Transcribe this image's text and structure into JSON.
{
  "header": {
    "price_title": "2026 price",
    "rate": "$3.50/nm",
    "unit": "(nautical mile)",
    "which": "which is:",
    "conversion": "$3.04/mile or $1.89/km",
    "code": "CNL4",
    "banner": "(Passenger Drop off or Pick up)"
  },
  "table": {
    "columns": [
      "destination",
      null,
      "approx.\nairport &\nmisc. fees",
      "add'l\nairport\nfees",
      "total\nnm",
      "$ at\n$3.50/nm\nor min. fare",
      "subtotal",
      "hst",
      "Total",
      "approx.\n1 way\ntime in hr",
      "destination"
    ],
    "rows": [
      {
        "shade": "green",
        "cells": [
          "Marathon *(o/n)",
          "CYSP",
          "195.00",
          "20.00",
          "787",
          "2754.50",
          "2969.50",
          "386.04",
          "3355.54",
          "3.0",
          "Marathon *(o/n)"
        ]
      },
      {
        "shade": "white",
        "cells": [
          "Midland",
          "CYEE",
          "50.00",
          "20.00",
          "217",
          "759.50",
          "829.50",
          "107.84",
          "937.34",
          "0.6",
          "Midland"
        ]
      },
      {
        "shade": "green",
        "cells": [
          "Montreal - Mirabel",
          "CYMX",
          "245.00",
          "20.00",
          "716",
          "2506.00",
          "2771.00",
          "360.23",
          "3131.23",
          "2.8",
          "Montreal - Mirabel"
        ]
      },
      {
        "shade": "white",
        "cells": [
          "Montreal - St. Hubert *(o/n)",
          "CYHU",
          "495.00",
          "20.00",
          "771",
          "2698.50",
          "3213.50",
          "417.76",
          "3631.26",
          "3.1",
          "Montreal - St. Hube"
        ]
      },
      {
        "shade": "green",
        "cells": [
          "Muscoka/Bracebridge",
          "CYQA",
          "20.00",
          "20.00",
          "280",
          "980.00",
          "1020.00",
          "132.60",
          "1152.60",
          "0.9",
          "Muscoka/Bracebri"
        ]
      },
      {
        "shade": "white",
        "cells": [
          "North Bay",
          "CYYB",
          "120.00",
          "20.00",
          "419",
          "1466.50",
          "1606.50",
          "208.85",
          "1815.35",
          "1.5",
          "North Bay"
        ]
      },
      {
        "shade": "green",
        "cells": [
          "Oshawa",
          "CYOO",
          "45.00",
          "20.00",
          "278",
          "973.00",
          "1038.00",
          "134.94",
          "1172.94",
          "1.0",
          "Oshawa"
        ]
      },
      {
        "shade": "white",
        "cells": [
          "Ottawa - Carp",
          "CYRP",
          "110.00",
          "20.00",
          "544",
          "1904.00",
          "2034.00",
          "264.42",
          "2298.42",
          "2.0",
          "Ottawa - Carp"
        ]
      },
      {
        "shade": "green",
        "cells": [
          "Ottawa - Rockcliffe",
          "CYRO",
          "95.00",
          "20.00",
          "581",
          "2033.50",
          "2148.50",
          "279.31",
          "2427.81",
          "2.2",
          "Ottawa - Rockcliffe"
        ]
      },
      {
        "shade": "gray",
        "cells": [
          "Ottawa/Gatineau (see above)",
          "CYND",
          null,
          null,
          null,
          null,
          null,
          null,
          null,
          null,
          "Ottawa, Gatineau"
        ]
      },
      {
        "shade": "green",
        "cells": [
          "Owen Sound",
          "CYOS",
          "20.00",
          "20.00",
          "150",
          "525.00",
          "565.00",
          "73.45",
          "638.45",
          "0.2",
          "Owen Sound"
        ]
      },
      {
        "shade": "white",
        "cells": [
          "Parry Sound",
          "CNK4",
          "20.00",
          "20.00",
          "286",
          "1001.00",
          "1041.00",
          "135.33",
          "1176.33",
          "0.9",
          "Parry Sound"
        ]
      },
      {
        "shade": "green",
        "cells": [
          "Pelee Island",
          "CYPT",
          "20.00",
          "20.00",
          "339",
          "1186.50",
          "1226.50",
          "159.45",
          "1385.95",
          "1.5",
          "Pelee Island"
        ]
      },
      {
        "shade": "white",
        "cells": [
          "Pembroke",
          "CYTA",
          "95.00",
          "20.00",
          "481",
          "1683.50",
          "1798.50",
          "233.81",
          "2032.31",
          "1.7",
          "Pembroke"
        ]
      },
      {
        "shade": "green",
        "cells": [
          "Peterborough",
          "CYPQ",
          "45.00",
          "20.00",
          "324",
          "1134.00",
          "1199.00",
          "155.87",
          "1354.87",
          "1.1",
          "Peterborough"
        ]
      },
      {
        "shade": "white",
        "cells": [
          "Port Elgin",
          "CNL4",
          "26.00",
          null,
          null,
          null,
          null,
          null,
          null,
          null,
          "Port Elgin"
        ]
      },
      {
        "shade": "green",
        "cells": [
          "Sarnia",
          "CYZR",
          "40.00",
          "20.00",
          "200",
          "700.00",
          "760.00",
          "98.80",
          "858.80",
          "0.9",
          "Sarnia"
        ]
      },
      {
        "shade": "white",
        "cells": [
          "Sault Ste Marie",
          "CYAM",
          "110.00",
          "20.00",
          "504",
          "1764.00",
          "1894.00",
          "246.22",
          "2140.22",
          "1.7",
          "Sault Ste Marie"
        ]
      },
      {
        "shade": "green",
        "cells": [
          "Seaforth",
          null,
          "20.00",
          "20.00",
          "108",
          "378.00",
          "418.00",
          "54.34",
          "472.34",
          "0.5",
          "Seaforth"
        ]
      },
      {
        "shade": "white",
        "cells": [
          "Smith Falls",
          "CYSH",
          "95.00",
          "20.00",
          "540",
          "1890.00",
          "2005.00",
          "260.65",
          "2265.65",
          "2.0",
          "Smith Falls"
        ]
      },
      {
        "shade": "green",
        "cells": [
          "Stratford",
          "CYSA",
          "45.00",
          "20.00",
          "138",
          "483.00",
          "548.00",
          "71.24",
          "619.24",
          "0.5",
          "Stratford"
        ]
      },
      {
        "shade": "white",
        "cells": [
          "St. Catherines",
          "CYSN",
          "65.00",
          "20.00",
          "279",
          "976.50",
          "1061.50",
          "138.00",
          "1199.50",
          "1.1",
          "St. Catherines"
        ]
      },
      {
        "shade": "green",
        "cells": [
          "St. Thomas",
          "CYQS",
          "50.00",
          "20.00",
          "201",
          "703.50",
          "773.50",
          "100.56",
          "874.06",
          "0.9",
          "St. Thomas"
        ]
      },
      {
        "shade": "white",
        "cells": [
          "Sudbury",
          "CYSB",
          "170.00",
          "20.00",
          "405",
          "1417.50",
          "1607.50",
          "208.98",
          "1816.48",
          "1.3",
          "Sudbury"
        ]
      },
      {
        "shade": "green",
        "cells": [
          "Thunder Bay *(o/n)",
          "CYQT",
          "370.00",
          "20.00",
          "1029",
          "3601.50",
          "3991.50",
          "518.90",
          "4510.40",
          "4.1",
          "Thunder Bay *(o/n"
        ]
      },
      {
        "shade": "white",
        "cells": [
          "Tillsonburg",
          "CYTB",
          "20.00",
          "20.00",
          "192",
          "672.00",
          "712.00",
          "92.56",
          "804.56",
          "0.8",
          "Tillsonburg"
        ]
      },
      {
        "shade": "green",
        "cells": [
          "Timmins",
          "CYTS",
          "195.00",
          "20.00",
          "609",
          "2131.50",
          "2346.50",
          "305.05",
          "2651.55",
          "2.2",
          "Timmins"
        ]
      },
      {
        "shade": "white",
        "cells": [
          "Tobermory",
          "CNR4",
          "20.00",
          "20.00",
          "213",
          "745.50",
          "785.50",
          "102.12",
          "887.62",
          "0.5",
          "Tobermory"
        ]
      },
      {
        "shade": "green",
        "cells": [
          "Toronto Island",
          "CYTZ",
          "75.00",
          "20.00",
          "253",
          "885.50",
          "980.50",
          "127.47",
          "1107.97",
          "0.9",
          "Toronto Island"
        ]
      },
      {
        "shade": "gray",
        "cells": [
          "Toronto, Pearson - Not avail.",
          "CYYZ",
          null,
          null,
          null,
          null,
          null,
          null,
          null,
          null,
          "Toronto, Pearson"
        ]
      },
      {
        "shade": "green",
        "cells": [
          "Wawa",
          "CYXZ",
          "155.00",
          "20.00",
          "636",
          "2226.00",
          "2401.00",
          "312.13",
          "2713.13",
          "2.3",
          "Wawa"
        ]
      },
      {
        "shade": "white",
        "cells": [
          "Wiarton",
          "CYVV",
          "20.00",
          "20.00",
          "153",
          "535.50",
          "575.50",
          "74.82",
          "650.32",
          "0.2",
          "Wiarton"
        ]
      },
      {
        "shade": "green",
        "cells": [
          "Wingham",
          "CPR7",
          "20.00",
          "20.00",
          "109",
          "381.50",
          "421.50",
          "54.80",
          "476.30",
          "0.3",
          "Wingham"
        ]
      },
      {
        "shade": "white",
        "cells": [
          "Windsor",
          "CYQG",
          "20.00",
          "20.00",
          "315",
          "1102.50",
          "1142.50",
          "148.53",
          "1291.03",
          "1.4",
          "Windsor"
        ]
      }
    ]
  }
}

_ _ _

_Task to complete_: Go through the records and show every line with the string "Island" in it.

_Written solution_:
          "Pelee Island",
          "Pelee Island"
          "Toronto Island",
          "Toronto Island"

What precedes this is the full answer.